[Data records]
____

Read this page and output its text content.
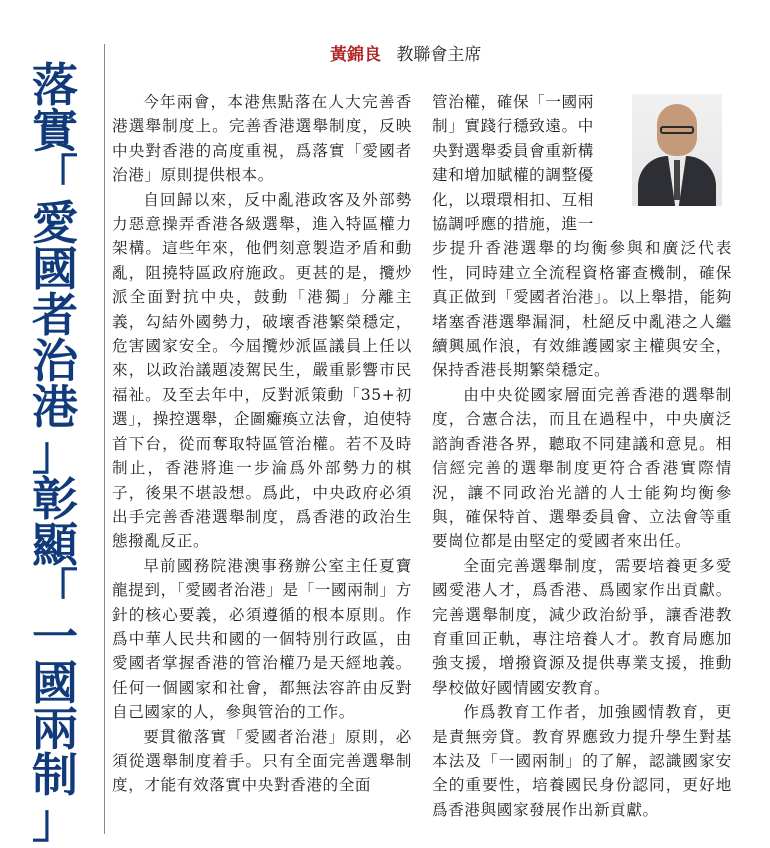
落
實
「
愛
國
者
治
港
」
彰
顯
「
一
國
兩
制
」
黃錦良 教聯會主席

今年兩會，本港焦點落在人大完善香港選舉制度上。完善香港選舉制度，反映中央對香港的高度重視，爲落實「愛國者治港」原則提供根本。

自回歸以來，反中亂港政客及外部勢力惡意操弄香港各級選舉，進入特區權力架構。這些年來，他們刻意製造矛盾和動亂，阻撓特區政府施政。更甚的是，攬炒派全面對抗中央，鼓動「港獨」分離主義，勾結外國勢力，破壞香港繁榮穩定，危害國家安全。今屆攬炒派區議員上任以來，以政治議題凌駕民生，嚴重影響市民福祉。及至去年中，反對派策動「35+初選」，操控選舉，企圖癱瘓立法會，迫使特首下台，從而奪取特區管治權。若不及時制止，香港將進一步淪爲外部勢力的棋子，後果不堪設想。爲此，中央政府必須出手完善香港選舉制度，爲香港的政治生態撥亂反正。

早前國務院港澳事務辦公室主任夏寶龍提到，「愛國者治港」是「一國兩制」方針的核心要義，必須遵循的根本原則。作爲中華人民共和國的一個特別行政區，由愛國者掌握香港的管治權乃是天經地義。任何一個國家和社會，都無法容許由反對自己國家的人，參與管治的工作。

要貫徹落實「愛國者治港」原則，必須從選舉制度着手。只有全面完善選舉制度，才能有效落實中央對香港的全面

管治權，確保「一國兩

制」實踐行穩致遠。中

央對選舉委員會重新構

建和增加賦權的調整優

化，以環環相扣、互相

協調呼應的措施，進一

步提升香港選舉的均衡參與和廣泛代表性，同時建立全流程資格審查機制，確保真正做到「愛國者治港」。以上舉措，能夠堵塞香港選舉漏洞，杜絕反中亂港之人繼續興風作浪，有效維護國家主權與安全，保持香港長期繁榮穩定。

由中央從國家層面完善香港的選舉制度，合憲合法，而且在過程中，中央廣泛諮詢香港各界，聽取不同建議和意見。相信經完善的選舉制度更符合香港實際情況，讓不同政治光譜的人士能夠均衡參與，確保特首、選舉委員會、立法會等重要崗位都是由堅定的愛國者來出任。

全面完善選舉制度，需要培養更多愛國愛港人才，爲香港、爲國家作出貢獻。完善選舉制度，減少政治紛爭，讓香港教育重回正軌，專注培養人才。教育局應加強支援，增撥資源及提供專業支援，推動學校做好國情國安教育。

作爲教育工作者，加強國情教育，更是責無旁貸。教育界應致力提升學生對基本法及「一國兩制」的了解，認識國家安全的重要性，培養國民身份認同，更好地爲香港與國家發展作出新貢獻。
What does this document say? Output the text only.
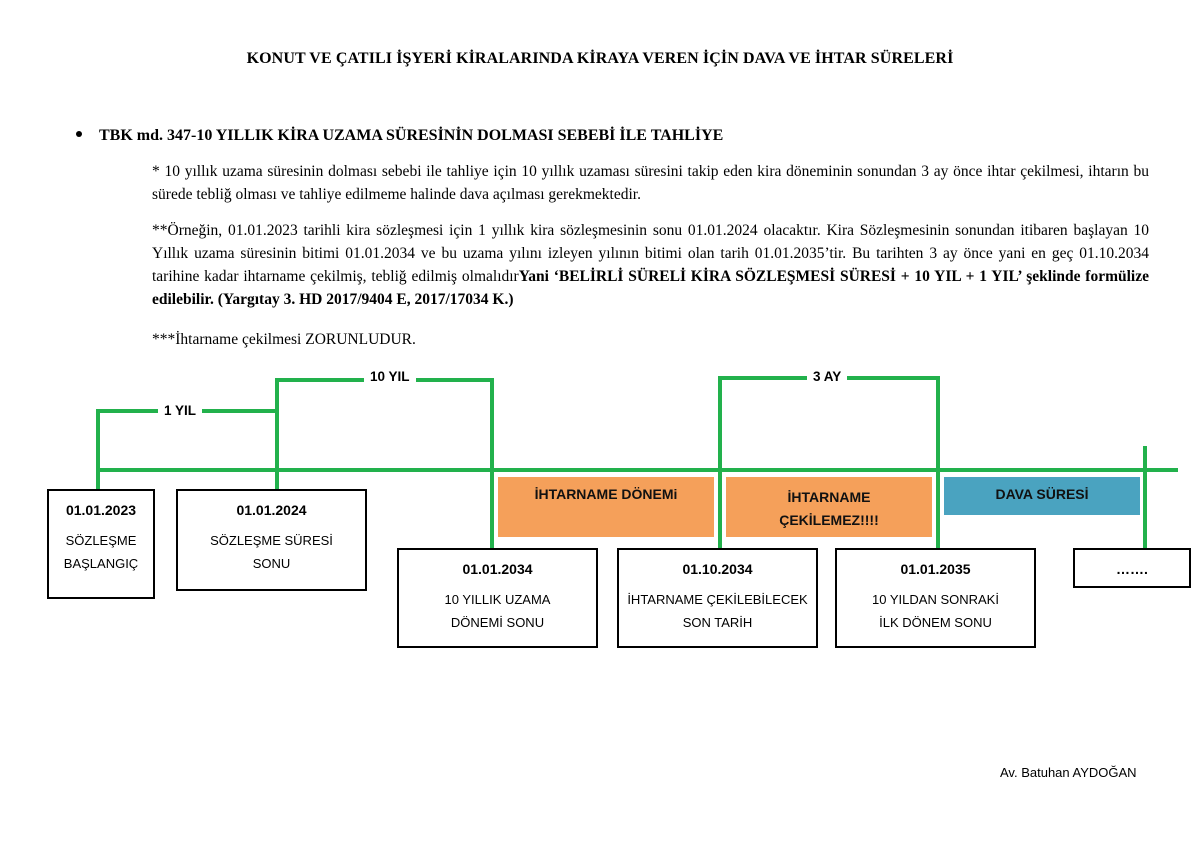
KONUT VE ÇATILI İŞYERİ KİRALARINDA KİRAYA VEREN İÇİN DAVA VE İHTAR SÜRELERİ
TBK md. 347-10 YILLIK KİRA UZAMA SÜRESİNİN DOLMASI SEBEBİ İLE TAHLİYE
* 10 yıllık uzama süresinin dolması sebebi ile tahliye için 10 yıllık uzaması süresini takip eden kira döneminin sonundan 3 ay önce ihtar çekilmesi, ihtarın bu sürede tebliğ olması ve tahliye edilmeme halinde dava açılması gerekmektedir.
**Örneğin, 01.01.2023 tarihli kira sözleşmesi için 1 yıllık kira sözleşmesinin sonu 01.01.2024 olacaktır. Kira Sözleşmesinin sonundan itibaren başlayan 10 Yıllık uzama süresinin bitimi 01.01.2034 ve bu uzama yılını izleyen yılının bitimi olan tarih 01.01.2035’tir. Bu tarihten 3 ay önce yani en geç 01.10.2034 tarihine kadar ihtarname çekilmiş, tebliğ edilmiş olmalıdırYani ‘BELİRLİ SÜRELİ KİRA SÖZLEŞMESİ SÜRESİ + 10 YIL + 1 YIL’ şeklinde formülize edilebilir. (Yargıtay 3. HD 2017/9404 E, 2017/17034 K.)
***İhtarname çekilmesi ZORUNLUDUR.
1 YIL
10 YIL	3 AY
İHTARNAME DÖNEMi	İHTARNAME ÇEKİLEMEZ!!!!
DAVA SÜRESİ
01.01.2023
SÖZLEŞME BAŞLANGIÇ
01.01.2024
SÖZLEŞME SÜRESİ SONU	01.01.2034
10 YILLIK UZAMA DÖNEMİ SONU
01.10.2034
İHTARNAME ÇEKİLEBİLECEK SON TARİH
01.01.2035
10 YILDAN SONRAKİ İLK DÖNEM SONU
…….
Av. Batuhan AYDOĞAN
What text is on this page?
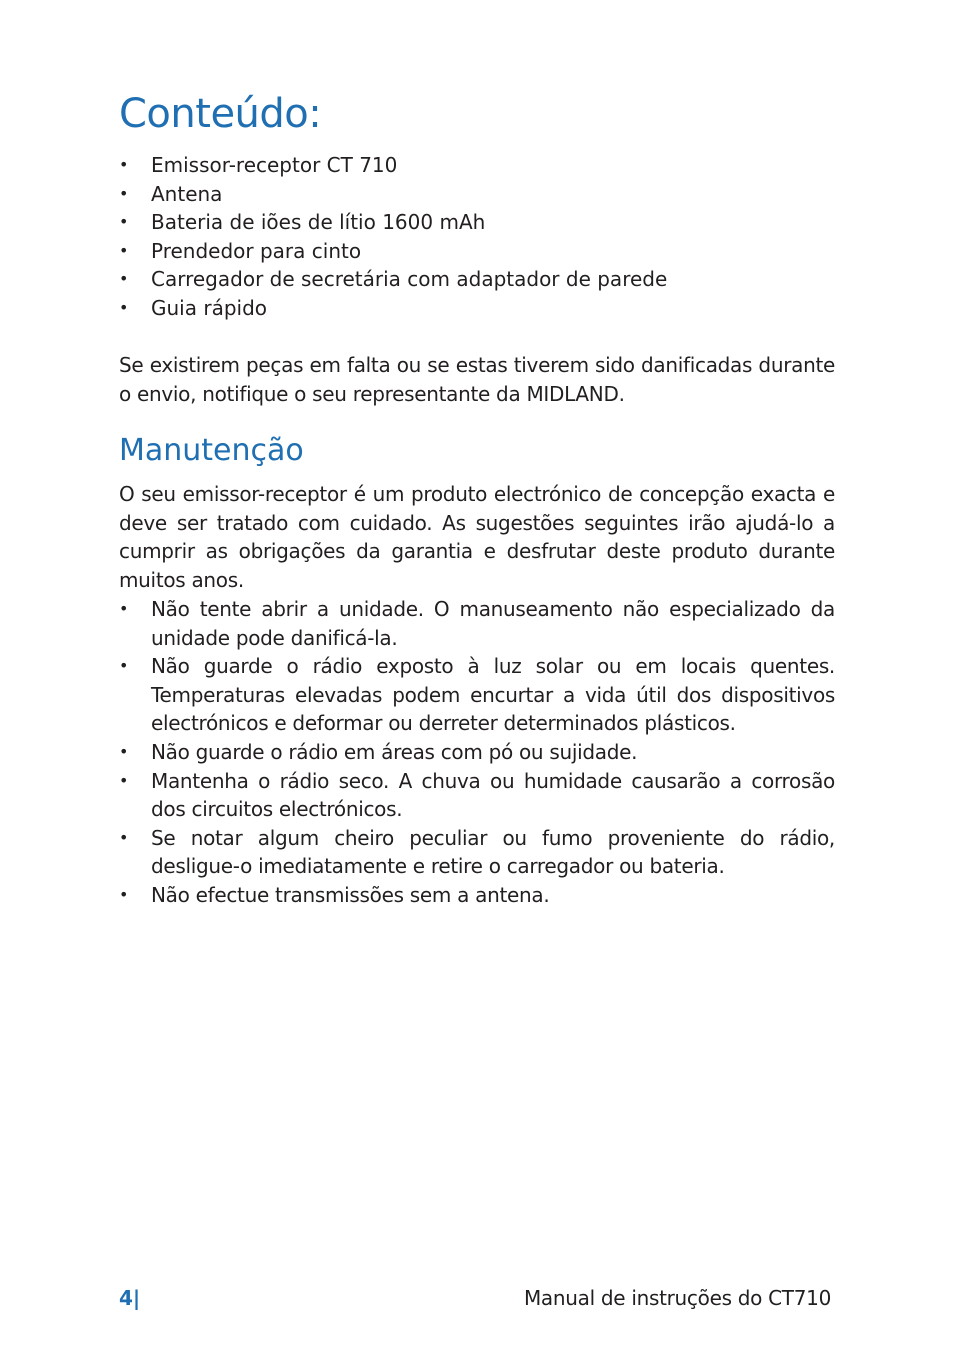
Conteúdo:
• Emissor-receptor CT 710
• Antena
• Bateria de iões de lítio 1600 mAh
• Prendedor para cinto
• Carregador de secretária com adaptador de parede
• Guia rápido

Se existirem peças em falta ou se estas tiverem sido danificadas durante o envio, notifique o seu representante da MIDLAND.

Manutenção

O seu emissor-receptor é um produto electrónico de concepção exacta e deve ser tratado com cuidado. As sugestões seguintes irão ajudá-lo a cumprir as obrigações da garantia e desfrutar deste produto durante muitos anos.

• Não tente abrir a unidade. O manuseamento não especializado da unidade pode danificá-la.
• Não guarde o rádio exposto à luz solar ou em locais quentes. Temperaturas elevadas podem encurtar a vida útil dos dispositivos electrónicos e deformar ou derreter determinados plásticos.
• Não guarde o rádio em áreas com pó ou sujidade.
• Mantenha o rádio seco. A chuva ou humidade causarão a corrosão dos circuitos electrónicos.
• Se notar algum cheiro peculiar ou fumo proveniente do rádio, desligue-o imediatamente e retire o carregador ou bateria.
• Não efectue transmissões sem a antena.
4|	Manual de instruções do CT710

____

### SET TASK
Find the word "rádio" in the data and copy out each line where it turns up.

### WRITTEN ANSWER
• Não guarde o rádio exposto à luz solar ou em locais quentes. Temperaturas elevadas podem encurtar a vida útil dos dispositivos electrónicos e deformar ou derreter determinados plásticos.
• Não guarde o rádio em áreas com pó ou sujidade.
• Mantenha o rádio seco. A chuva ou humidade causarão a corrosão dos circuitos electrónicos.
• Se notar algum cheiro peculiar ou fumo proveniente do rádio, desligue-o imediatamente e retire o carregador ou bateria.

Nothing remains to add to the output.